### TASK PROMPT:
Go through the records underneath and write each one out again exactly.

--- START PROVIDED DATA ---

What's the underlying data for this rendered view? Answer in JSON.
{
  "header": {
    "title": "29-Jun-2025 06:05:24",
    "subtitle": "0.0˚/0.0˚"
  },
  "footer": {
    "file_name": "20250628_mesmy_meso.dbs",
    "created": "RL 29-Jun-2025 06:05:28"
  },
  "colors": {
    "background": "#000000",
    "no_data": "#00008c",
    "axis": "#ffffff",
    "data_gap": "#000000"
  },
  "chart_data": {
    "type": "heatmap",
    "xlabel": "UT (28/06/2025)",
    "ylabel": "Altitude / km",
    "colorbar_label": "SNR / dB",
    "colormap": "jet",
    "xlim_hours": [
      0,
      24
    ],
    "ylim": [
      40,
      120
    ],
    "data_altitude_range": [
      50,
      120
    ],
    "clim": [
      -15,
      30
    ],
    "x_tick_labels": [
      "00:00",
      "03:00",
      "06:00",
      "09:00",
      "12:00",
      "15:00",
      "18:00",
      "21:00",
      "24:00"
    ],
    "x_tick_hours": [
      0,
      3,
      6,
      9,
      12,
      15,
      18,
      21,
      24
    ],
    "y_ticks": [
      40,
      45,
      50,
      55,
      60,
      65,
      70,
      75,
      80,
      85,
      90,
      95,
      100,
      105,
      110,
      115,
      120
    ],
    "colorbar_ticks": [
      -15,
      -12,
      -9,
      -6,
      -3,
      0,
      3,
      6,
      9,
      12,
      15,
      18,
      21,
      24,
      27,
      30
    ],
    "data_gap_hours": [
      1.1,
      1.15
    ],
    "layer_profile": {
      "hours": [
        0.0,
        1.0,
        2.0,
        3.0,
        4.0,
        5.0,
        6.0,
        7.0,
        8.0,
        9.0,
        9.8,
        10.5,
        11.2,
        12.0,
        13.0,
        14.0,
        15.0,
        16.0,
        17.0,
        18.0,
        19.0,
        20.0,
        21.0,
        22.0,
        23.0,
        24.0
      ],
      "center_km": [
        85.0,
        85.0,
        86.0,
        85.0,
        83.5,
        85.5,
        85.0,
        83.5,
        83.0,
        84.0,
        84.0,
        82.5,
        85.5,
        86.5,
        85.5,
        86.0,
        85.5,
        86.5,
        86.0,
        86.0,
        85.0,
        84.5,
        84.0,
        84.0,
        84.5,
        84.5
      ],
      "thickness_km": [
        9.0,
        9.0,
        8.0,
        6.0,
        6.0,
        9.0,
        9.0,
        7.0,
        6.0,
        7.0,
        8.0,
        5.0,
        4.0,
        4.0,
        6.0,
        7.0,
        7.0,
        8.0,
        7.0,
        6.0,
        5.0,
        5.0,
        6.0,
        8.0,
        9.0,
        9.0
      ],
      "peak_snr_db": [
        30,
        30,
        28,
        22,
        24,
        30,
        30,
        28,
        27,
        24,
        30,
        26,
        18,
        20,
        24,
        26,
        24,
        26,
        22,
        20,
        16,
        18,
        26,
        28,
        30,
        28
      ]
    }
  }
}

--- END PROVIDED DATA ---

### WRITTEN RESPONSE:
What's the underlying data for this rendered view? Answer in JSON.
{
  "header": {
    "title": "29-Jun-2025 06:05:24",
    "subtitle": "0.0˚/0.0˚"
  },
  "footer": {
    "file_name": "20250628_mesmy_meso.dbs",
    "created": "RL 29-Jun-2025 06:05:28"
  },
  "colors": {
    "background": "#000000",
    "no_data": "#00008c",
    "axis": "#ffffff",
    "data_gap": "#000000"
  },
  "chart_data": {
    "type": "heatmap",
    "xlabel": "UT (28/06/2025)",
    "ylabel": "Altitude / km",
    "colorbar_label": "SNR / dB",
    "colormap": "jet",
    "xlim_hours": [
      0,
      24
    ],
    "ylim": [
      40,
      120
    ],
    "data_altitude_range": [
      50,
      120
    ],
    "clim": [
      -15,
      30
    ],
    "x_tick_labels": [
      "00:00",
      "03:00",
      "06:00",
      "09:00",
      "12:00",
      "15:00",
      "18:00",
      "21:00",
      "24:00"
    ],
    "x_tick_hours": [
      0,
      3,
      6,
      9,
      12,
      15,
      18,
      21,
      24
    ],
    "y_ticks": [
      40,
      45,
      50,
      55,
      60,
      65,
      70,
      75,
      80,
      85,
      90,
      95,
      100,
      105,
      110,
      115,
      120
    ],
    "colorbar_ticks": [
      -15,
      -12,
      -9,
      -6,
      -3,
      0,
      3,
      6,
      9,
      12,
      15,
      18,
      21,
      24,
      27,
      30
    ],
    "data_gap_hours": [
      1.1,
      1.15
    ],
    "layer_profile": {
      "hours": [
        0.0,
        1.0,
        2.0,
        3.0,
        4.0,
        5.0,
        6.0,
        7.0,
        8.0,
        9.0,
        9.8,
        10.5,
        11.2,
        12.0,
        13.0,
        14.0,
        15.0,
        16.0,
        17.0,
        18.0,
        19.0,
        20.0,
        21.0,
        22.0,
        23.0,
        24.0
      ],
      "center_km": [
        85.0,
        85.0,
        86.0,
        85.0,
        83.5,
        85.5,
        85.0,
        83.5,
        83.0,
        84.0,
        84.0,
        82.5,
        85.5,
        86.5,
        85.5,
        86.0,
        85.5,
        86.5,
        86.0,
        86.0,
        85.0,
        84.5,
        84.0,
        84.0,
        84.5,
        84.5
      ],
      "thickness_km": [
        9.0,
        9.0,
        8.0,
        6.0,
        6.0,
        9.0,
        9.0,
        7.0,
        6.0,
        7.0,
        8.0,
        5.0,
        4.0,
        4.0,
        6.0,
        7.0,
        7.0,
        8.0,
        7.0,
        6.0,
        5.0,
        5.0,
        6.0,
        8.0,
        9.0,
        9.0
      ],
      "peak_snr_db": [
        30,
        30,
        28,
        22,
        24,
        30,
        30,
        28,
        27,
        24,
        30,
        26,
        18,
        20,
        24,
        26,
        24,
        26,
        22,
        20,
        16,
        18,
        26,
        28,
        30,
        28
      ]
    }
  }
}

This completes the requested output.